▶ **Work to be completed**:
Only the number is wanted: how many lines contain "التخريج"?

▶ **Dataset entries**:
— begin —
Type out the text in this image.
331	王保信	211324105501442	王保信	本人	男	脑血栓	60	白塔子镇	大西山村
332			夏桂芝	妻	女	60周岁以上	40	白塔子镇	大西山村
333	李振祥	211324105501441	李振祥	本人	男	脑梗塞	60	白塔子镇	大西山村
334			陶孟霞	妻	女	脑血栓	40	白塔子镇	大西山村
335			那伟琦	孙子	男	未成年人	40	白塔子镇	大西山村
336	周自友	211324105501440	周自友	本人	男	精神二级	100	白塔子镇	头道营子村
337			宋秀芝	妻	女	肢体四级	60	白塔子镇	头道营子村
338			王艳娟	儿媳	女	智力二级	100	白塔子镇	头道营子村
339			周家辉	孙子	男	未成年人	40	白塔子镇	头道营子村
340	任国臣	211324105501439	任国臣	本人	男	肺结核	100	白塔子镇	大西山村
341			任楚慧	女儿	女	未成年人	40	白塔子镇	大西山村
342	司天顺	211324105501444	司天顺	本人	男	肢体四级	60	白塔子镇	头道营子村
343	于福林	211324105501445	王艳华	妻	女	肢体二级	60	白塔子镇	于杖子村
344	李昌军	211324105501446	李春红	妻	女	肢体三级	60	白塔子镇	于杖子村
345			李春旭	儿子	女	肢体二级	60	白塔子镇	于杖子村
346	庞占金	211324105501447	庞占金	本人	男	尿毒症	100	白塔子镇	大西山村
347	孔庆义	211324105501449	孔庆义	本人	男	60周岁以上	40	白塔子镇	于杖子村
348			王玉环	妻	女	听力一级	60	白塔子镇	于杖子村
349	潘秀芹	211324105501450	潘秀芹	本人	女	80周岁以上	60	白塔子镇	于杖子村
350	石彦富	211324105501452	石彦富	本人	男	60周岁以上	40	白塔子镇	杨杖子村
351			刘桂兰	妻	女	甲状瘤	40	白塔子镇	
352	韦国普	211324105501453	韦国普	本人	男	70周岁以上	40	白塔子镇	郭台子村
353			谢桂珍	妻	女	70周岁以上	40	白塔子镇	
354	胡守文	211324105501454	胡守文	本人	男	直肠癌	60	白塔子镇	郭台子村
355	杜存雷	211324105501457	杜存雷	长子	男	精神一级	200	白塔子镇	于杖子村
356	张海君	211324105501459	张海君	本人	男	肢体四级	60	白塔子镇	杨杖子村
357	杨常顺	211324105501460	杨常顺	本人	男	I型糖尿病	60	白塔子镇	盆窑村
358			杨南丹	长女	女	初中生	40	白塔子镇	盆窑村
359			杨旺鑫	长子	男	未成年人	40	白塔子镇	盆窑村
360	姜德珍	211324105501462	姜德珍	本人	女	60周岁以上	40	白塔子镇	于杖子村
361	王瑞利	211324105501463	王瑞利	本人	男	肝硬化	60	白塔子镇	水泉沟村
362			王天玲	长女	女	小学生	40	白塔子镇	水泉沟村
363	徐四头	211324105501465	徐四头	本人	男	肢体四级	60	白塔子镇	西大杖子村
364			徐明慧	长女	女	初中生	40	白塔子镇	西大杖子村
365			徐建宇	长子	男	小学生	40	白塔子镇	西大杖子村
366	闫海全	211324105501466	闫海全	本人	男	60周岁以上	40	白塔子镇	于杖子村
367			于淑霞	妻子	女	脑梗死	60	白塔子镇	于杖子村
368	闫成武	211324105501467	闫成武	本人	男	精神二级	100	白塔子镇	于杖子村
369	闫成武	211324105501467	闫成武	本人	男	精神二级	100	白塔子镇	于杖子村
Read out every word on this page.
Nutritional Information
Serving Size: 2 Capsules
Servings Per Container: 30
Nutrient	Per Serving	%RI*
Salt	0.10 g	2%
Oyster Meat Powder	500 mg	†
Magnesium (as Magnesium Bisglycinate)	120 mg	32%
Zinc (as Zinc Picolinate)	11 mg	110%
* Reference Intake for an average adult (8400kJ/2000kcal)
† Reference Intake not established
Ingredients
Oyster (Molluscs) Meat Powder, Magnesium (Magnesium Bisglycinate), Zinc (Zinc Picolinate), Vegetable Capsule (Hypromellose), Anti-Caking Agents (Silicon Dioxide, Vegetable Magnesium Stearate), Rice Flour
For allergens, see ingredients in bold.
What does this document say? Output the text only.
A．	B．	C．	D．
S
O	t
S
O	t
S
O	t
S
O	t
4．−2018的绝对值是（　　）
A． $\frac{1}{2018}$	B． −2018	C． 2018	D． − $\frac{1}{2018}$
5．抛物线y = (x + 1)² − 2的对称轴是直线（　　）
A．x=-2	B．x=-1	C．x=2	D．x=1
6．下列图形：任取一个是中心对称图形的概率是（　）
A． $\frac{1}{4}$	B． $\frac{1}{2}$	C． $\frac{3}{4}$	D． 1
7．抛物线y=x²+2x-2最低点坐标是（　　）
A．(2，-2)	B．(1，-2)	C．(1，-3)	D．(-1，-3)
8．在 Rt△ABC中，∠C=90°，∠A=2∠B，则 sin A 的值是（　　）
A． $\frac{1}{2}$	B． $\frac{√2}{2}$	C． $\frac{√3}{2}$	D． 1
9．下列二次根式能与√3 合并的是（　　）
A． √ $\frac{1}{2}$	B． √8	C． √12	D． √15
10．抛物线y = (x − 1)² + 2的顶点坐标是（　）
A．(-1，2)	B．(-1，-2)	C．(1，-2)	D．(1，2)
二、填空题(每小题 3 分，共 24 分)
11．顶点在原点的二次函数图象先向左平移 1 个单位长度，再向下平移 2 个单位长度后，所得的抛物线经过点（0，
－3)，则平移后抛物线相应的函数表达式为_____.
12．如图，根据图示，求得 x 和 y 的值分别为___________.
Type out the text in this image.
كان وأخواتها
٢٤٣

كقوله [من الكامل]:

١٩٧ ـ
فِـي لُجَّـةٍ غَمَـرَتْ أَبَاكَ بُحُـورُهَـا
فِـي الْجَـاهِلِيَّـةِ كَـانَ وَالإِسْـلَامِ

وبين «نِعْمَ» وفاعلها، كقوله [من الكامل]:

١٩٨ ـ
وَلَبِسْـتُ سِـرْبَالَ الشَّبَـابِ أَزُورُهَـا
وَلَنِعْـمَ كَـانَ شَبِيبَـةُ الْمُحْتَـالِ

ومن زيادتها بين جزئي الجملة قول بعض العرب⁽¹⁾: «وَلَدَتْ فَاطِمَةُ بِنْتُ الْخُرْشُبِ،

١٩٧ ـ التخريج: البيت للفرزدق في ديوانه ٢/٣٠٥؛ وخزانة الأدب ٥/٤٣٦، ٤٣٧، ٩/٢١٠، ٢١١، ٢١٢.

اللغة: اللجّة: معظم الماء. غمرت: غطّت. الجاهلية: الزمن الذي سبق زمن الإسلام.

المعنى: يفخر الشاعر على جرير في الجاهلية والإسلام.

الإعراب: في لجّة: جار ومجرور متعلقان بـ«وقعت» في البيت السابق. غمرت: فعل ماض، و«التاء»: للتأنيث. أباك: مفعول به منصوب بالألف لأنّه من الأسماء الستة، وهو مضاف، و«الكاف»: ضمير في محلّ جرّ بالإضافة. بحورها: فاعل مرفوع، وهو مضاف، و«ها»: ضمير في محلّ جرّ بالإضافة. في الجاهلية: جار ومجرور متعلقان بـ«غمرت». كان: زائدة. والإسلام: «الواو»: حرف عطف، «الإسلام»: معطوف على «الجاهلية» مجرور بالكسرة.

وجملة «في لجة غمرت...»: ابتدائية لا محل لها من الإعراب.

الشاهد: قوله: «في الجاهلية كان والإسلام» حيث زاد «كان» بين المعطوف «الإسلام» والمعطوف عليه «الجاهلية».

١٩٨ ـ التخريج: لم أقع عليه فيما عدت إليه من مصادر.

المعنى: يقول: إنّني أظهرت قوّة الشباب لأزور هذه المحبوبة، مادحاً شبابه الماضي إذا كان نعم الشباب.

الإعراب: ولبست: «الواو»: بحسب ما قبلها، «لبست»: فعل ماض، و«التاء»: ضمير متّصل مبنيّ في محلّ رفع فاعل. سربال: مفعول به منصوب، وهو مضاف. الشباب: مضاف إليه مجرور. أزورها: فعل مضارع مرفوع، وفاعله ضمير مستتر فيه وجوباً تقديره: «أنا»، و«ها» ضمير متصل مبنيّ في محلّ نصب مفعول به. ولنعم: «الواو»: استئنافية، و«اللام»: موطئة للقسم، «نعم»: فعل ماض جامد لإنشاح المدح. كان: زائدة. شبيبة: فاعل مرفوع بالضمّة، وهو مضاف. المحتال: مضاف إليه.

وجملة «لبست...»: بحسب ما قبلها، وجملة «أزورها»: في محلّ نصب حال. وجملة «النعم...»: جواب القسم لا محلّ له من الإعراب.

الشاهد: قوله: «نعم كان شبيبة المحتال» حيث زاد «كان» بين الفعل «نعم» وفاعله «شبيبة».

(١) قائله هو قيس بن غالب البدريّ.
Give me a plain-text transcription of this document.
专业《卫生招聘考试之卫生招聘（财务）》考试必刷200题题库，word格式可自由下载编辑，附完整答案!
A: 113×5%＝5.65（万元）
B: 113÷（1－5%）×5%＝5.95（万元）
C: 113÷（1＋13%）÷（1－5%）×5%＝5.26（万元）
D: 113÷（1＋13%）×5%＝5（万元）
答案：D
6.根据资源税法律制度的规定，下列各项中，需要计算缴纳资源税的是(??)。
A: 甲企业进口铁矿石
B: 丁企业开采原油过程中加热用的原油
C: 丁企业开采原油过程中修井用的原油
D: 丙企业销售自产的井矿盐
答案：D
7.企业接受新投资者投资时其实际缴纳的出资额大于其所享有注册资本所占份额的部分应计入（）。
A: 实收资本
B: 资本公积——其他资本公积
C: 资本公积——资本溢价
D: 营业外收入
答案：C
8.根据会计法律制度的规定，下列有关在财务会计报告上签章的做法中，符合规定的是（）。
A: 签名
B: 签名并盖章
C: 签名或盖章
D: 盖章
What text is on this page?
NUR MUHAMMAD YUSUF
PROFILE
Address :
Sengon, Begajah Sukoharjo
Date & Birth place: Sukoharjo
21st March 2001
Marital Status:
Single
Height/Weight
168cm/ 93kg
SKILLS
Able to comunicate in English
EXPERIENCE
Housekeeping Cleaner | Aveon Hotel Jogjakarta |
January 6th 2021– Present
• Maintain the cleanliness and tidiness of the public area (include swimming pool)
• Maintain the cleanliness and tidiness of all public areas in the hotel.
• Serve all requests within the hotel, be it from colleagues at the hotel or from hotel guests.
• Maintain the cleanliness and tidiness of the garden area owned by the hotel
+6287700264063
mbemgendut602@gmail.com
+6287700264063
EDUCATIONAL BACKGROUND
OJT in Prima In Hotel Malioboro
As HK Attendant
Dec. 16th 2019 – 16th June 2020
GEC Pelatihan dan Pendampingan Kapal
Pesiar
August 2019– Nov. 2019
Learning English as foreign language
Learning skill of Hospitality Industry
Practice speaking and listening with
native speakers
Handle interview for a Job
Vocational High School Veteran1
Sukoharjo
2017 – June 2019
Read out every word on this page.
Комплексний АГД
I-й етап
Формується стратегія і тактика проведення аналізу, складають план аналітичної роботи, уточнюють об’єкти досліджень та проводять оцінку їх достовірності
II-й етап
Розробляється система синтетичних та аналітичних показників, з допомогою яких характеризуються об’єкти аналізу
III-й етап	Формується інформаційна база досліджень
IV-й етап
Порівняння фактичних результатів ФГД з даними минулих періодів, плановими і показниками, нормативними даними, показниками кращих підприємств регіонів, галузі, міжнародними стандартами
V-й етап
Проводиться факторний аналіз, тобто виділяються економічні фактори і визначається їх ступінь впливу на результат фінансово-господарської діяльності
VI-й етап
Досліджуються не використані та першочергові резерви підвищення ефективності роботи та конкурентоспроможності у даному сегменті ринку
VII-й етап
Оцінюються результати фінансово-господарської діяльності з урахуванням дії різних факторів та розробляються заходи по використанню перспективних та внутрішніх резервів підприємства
— end —
▶ **Exercise answer**:
2